Exercise task:
Omit all pictures and give the records below again exactly as written.

Figure contents as structured data

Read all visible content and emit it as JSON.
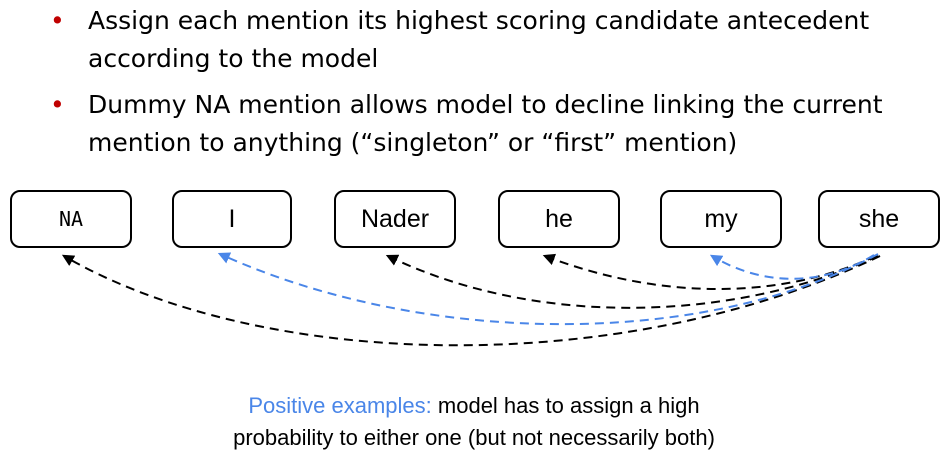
{
  "bullets": [
    {
      "bullet_glyph": "•",
      "text_line1": "Assign each mention its highest scoring candidate antecedent",
      "text_line2": "according to the model"
    },
    {
      "bullet_glyph": "•",
      "text_line1": "Dummy NA mention allows model to decline linking the current",
      "text_line2": "mention to anything (“singleton” or “first” mention)"
    }
  ],
  "mentions": [
    "NA",
    "I",
    "Nader",
    "he",
    "my",
    "she"
  ],
  "caption": {
    "highlight": "Positive examples:",
    "rest_line1": " model has to assign a high",
    "line2": "probability to either one (but not necessarily both)"
  },
  "colors": {
    "bullet": "#c00000",
    "positive": "#4a86e8",
    "negative": "#000000"
  }
}
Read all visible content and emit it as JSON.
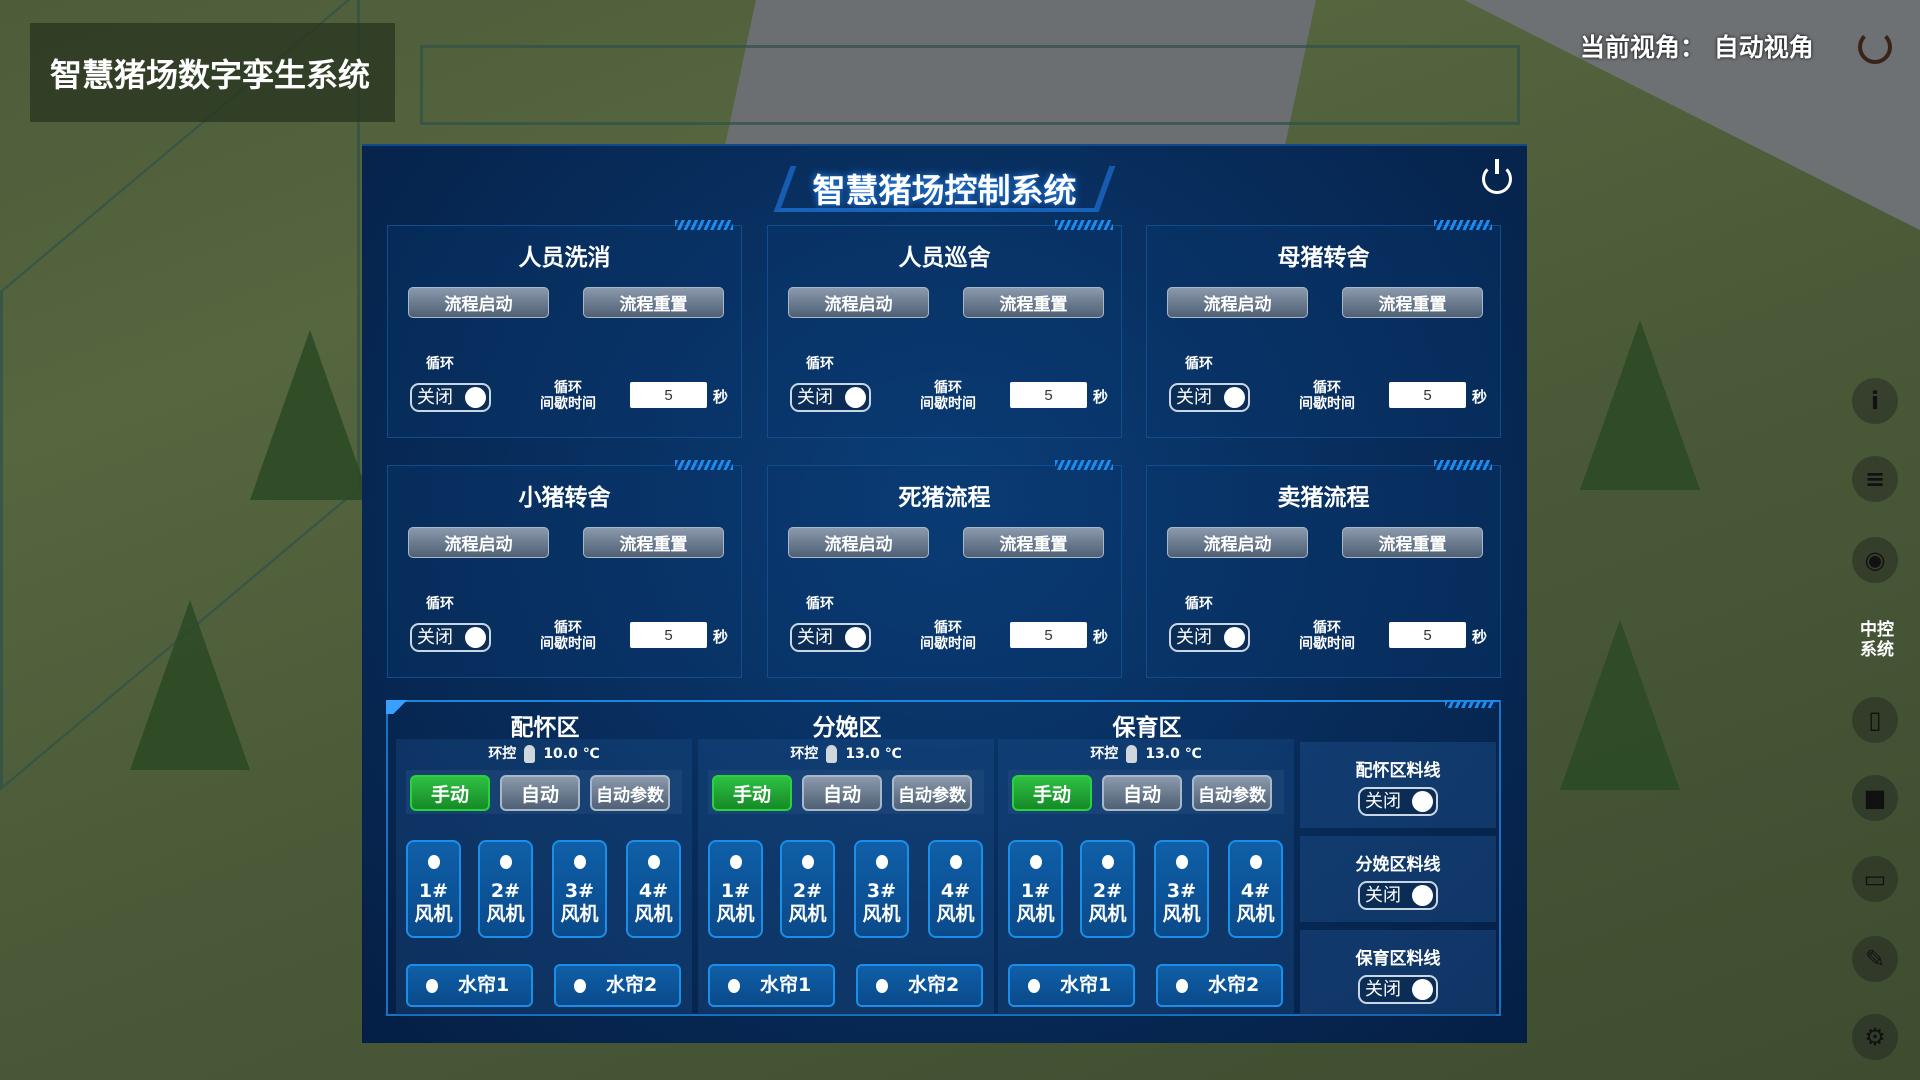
{
  "app_title": "智慧猪场数字孪生系统",
  "view": {
    "label": "当前视角：",
    "value": "自动视角"
  },
  "side_menu": {
    "icons": [
      "info-icon",
      "list-icon",
      "eye-icon",
      "central-control",
      "phone-icon",
      "camera-icon",
      "image-icon",
      "pen-icon",
      "gear-icon"
    ],
    "central_label": "中控系统"
  },
  "panel": {
    "title": "智慧猪场控制系统"
  },
  "cards": [
    {
      "title": "人员洗消",
      "start": "流程启动",
      "reset": "流程重置",
      "cycle": "循环",
      "toggle": "关闭",
      "interval": "循环间歇时间",
      "value": "5",
      "unit": "秒"
    },
    {
      "title": "人员巡舍",
      "start": "流程启动",
      "reset": "流程重置",
      "cycle": "循环",
      "toggle": "关闭",
      "interval": "循环间歇时间",
      "value": "5",
      "unit": "秒"
    },
    {
      "title": "母猪转舍",
      "start": "流程启动",
      "reset": "流程重置",
      "cycle": "循环",
      "toggle": "关闭",
      "interval": "循环间歇时间",
      "value": "5",
      "unit": "秒"
    },
    {
      "title": "小猪转舍",
      "start": "流程启动",
      "reset": "流程重置",
      "cycle": "循环",
      "toggle": "关闭",
      "interval": "循环间歇时间",
      "value": "5",
      "unit": "秒"
    },
    {
      "title": "死猪流程",
      "start": "流程启动",
      "reset": "流程重置",
      "cycle": "循环",
      "toggle": "关闭",
      "interval": "循环间歇时间",
      "value": "5",
      "unit": "秒"
    },
    {
      "title": "卖猪流程",
      "start": "流程启动",
      "reset": "流程重置",
      "cycle": "循环",
      "toggle": "关闭",
      "interval": "循环间歇时间",
      "value": "5",
      "unit": "秒"
    }
  ],
  "zones": [
    {
      "title": "配怀区",
      "env": "环控",
      "temp": "10.0 ℃",
      "manual": "手动",
      "auto": "自动",
      "params": "自动参数",
      "mode": "手动",
      "fans": [
        "1#风机",
        "2#风机",
        "3#风机",
        "4#风机"
      ],
      "curtains": [
        "水帘1",
        "水帘2"
      ]
    },
    {
      "title": "分娩区",
      "env": "环控",
      "temp": "13.0 ℃",
      "manual": "手动",
      "auto": "自动",
      "params": "自动参数",
      "mode": "手动",
      "fans": [
        "1#风机",
        "2#风机",
        "3#风机",
        "4#风机"
      ],
      "curtains": [
        "水帘1",
        "水帘2"
      ]
    },
    {
      "title": "保育区",
      "env": "环控",
      "temp": "13.0 ℃",
      "manual": "手动",
      "auto": "自动",
      "params": "自动参数",
      "mode": "手动",
      "fans": [
        "1#风机",
        "2#风机",
        "3#风机",
        "4#风机"
      ],
      "curtains": [
        "水帘1",
        "水帘2"
      ]
    }
  ],
  "feedlines": [
    {
      "title": "配怀区料线",
      "toggle": "关闭"
    },
    {
      "title": "分娩区料线",
      "toggle": "关闭"
    },
    {
      "title": "保育区料线",
      "toggle": "关闭"
    }
  ],
  "colors": {
    "panel_bg": "#072a57",
    "accent": "#1a8ee8",
    "active_green": "#27d43c"
  }
}
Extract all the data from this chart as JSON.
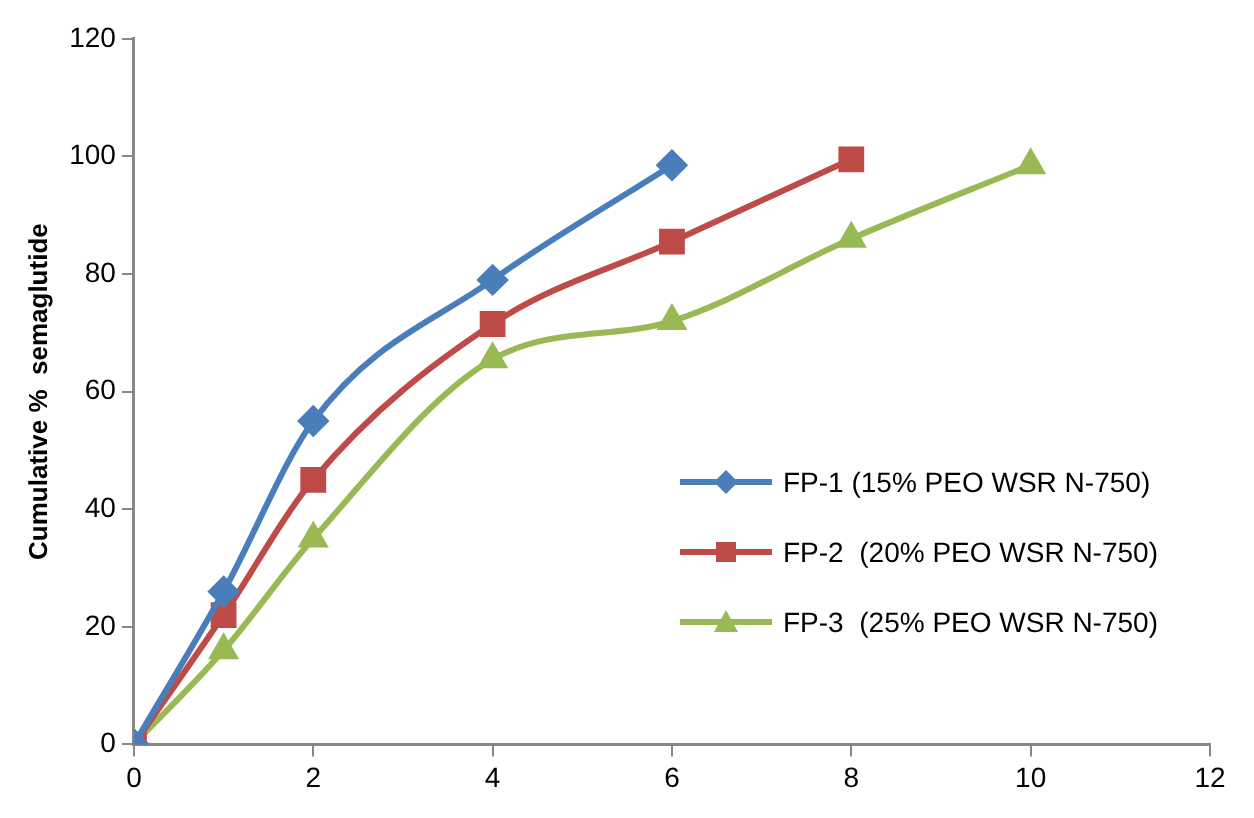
{
  "chart_data": {
    "type": "line",
    "ylabel": "Cumulative %  semaglutide",
    "xlim": [
      0,
      12
    ],
    "xticks": [
      0,
      2,
      4,
      6,
      8,
      10,
      12
    ],
    "ylim": [
      0,
      120
    ],
    "yticks": [
      0,
      20,
      40,
      60,
      80,
      100,
      120
    ],
    "grid": false,
    "legend": "right",
    "line_style": "solid",
    "series": [
      {
        "name": "FP-1 (15% PEO WSR N-750)",
        "color": "#4a7ebb",
        "marker": "diamond",
        "x": [
          0,
          1,
          2,
          4,
          6
        ],
        "values": [
          0,
          26,
          55,
          79,
          98.5
        ]
      },
      {
        "name": "FP-2  (20% PEO WSR N-750)",
        "color": "#be4b48",
        "marker": "square",
        "x": [
          0,
          1,
          2,
          4,
          6,
          8
        ],
        "values": [
          0,
          22,
          45,
          71.5,
          85.5,
          99.5
        ]
      },
      {
        "name": "FP-3  (25% PEO WSR N-750)",
        "color": "#98b954",
        "marker": "triangle",
        "x": [
          0,
          1,
          2,
          4,
          6,
          8,
          10
        ],
        "values": [
          0,
          16,
          35,
          65.5,
          72,
          86,
          98.5
        ]
      }
    ]
  }
}
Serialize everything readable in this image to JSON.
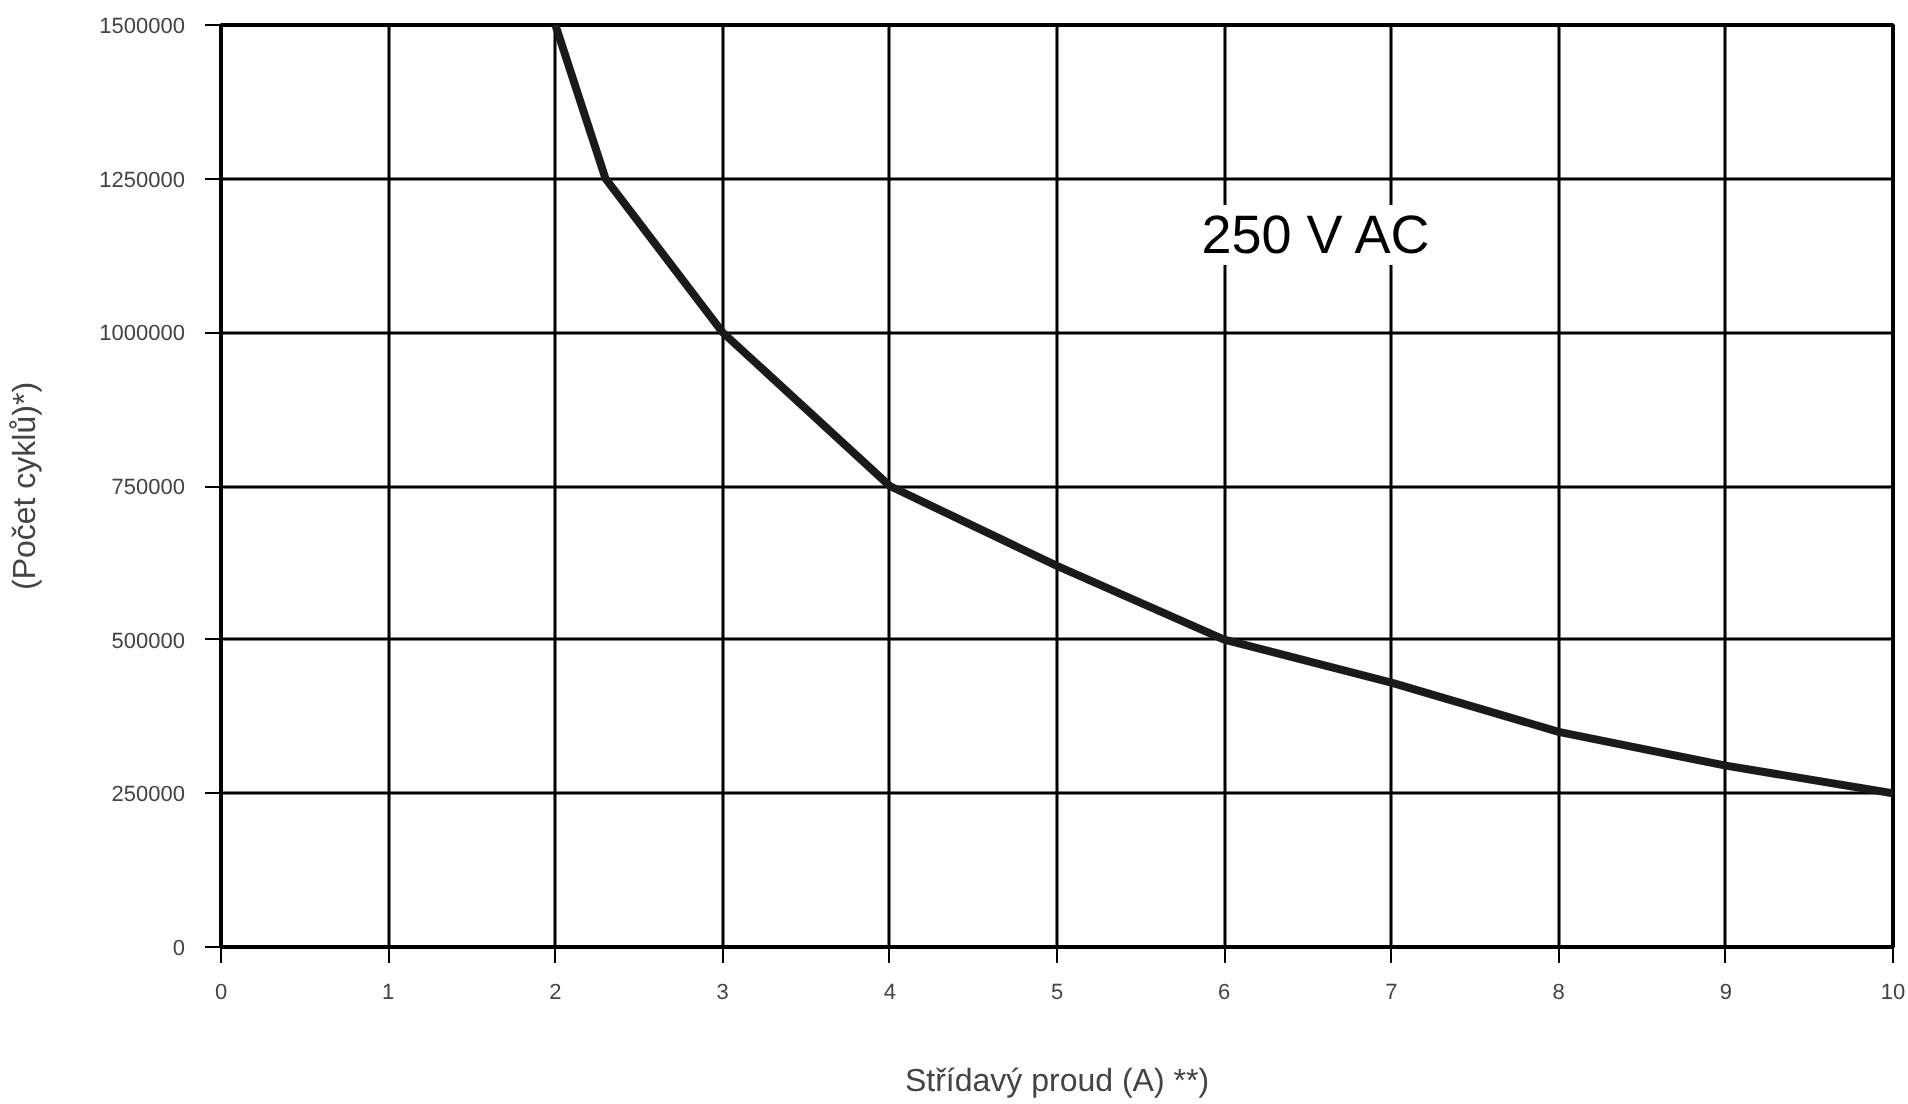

Response:
Read all visible content and emit it as JSON.
{
  "bullets": [
    {
      "bullet_glyph": "•",
      "text_line1": "Assign each mention its highest scoring candidate antecedent",
      "text_line2": "according to the model"
    },
    {
      "bullet_glyph": "•",
      "text_line1": "Dummy NA mention allows model to decline linking the current",
      "text_line2": "mention to anything (“singleton” or “first” mention)"
    }
  ],
  "mentions": [
    "NA",
    "I",
    "Nader",
    "he",
    "my",
    "she"
  ],
  "caption": {
    "highlight": "Positive examples:",
    "rest_line1": " model has to assign a high",
    "line2": "probability to either one (but not necessarily both)"
  },
  "colors": {
    "bullet": "#c00000",
    "positive": "#4a86e8",
    "negative": "#000000"
  }
}
Read all visible content and emit it as JSON.
{
  "app_title": "智慧猪场数字孪生系统",
  "view": {
    "label": "当前视角：",
    "value": "自动视角"
  },
  "side_menu": {
    "icons": [
      "info-icon",
      "list-icon",
      "eye-icon",
      "central-control",
      "phone-icon",
      "camera-icon",
      "image-icon",
      "pen-icon",
      "gear-icon"
    ],
    "central_label": "中控系统"
  },
  "panel": {
    "title": "智慧猪场控制系统"
  },
  "cards": [
    {
      "title": "人员洗消",
      "start": "流程启动",
      "reset": "流程重置",
      "cycle": "循环",
      "toggle": "关闭",
      "interval": "循环间歇时间",
      "value": "5",
      "unit": "秒"
    },
    {
      "title": "人员巡舍",
      "start": "流程启动",
      "reset": "流程重置",
      "cycle": "循环",
      "toggle": "关闭",
      "interval": "循环间歇时间",
      "value": "5",
      "unit": "秒"
    },
    {
      "title": "母猪转舍",
      "start": "流程启动",
      "reset": "流程重置",
      "cycle": "循环",
      "toggle": "关闭",
      "interval": "循环间歇时间",
      "value": "5",
      "unit": "秒"
    },
    {
      "title": "小猪转舍",
      "start": "流程启动",
      "reset": "流程重置",
      "cycle": "循环",
      "toggle": "关闭",
      "interval": "循环间歇时间",
      "value": "5",
      "unit": "秒"
    },
    {
      "title": "死猪流程",
      "start": "流程启动",
      "reset": "流程重置",
      "cycle": "循环",
      "toggle": "关闭",
      "interval": "循环间歇时间",
      "value": "5",
      "unit": "秒"
    },
    {
      "title": "卖猪流程",
      "start": "流程启动",
      "reset": "流程重置",
      "cycle": "循环",
      "toggle": "关闭",
      "interval": "循环间歇时间",
      "value": "5",
      "unit": "秒"
    }
  ],
  "zones": [
    {
      "title": "配怀区",
      "env": "环控",
      "temp": "10.0 ℃",
      "manual": "手动",
      "auto": "自动",
      "params": "自动参数",
      "mode": "手动",
      "fans": [
        "1#风机",
        "2#风机",
        "3#风机",
        "4#风机"
      ],
      "curtains": [
        "水帘1",
        "水帘2"
      ]
    },
    {
      "title": "分娩区",
      "env": "环控",
      "temp": "13.0 ℃",
      "manual": "手动",
      "auto": "自动",
      "params": "自动参数",
      "mode": "手动",
      "fans": [
        "1#风机",
        "2#风机",
        "3#风机",
        "4#风机"
      ],
      "curtains": [
        "水帘1",
        "水帘2"
      ]
    },
    {
      "title": "保育区",
      "env": "环控",
      "temp": "13.0 ℃",
      "manual": "手动",
      "auto": "自动",
      "params": "自动参数",
      "mode": "手动",
      "fans": [
        "1#风机",
        "2#风机",
        "3#风机",
        "4#风机"
      ],
      "curtains": [
        "水帘1",
        "水帘2"
      ]
    }
  ],
  "feedlines": [
    {
      "title": "配怀区料线",
      "toggle": "关闭"
    },
    {
      "title": "分娩区料线",
      "toggle": "关闭"
    },
    {
      "title": "保育区料线",
      "toggle": "关闭"
    }
  ],
  "colors": {
    "panel_bg": "#072a57",
    "accent": "#1a8ee8",
    "active_green": "#27d43c"
  }
}
Extract all the data from this chart as JSON.
{
  "chart_data": {
    "type": "line",
    "ylabel": "Cumulative %  semaglutide",
    "xlim": [
      0,
      12
    ],
    "xticks": [
      0,
      2,
      4,
      6,
      8,
      10,
      12
    ],
    "ylim": [
      0,
      120
    ],
    "yticks": [
      0,
      20,
      40,
      60,
      80,
      100,
      120
    ],
    "grid": false,
    "legend": "right",
    "line_style": "solid",
    "series": [
      {
        "name": "FP-1 (15% PEO WSR N-750)",
        "color": "#4a7ebb",
        "marker": "diamond",
        "x": [
          0,
          1,
          2,
          4,
          6
        ],
        "values": [
          0,
          26,
          55,
          79,
          98.5
        ]
      },
      {
        "name": "FP-2  (20% PEO WSR N-750)",
        "color": "#be4b48",
        "marker": "square",
        "x": [
          0,
          1,
          2,
          4,
          6,
          8
        ],
        "values": [
          0,
          22,
          45,
          71.5,
          85.5,
          99.5
        ]
      },
      {
        "name": "FP-3  (25% PEO WSR N-750)",
        "color": "#98b954",
        "marker": "triangle",
        "x": [
          0,
          1,
          2,
          4,
          6,
          8,
          10
        ],
        "values": [
          0,
          16,
          35,
          65.5,
          72,
          86,
          98.5
        ]
      }
    ]
  }
}
Serialize everything readable in this image to JSON.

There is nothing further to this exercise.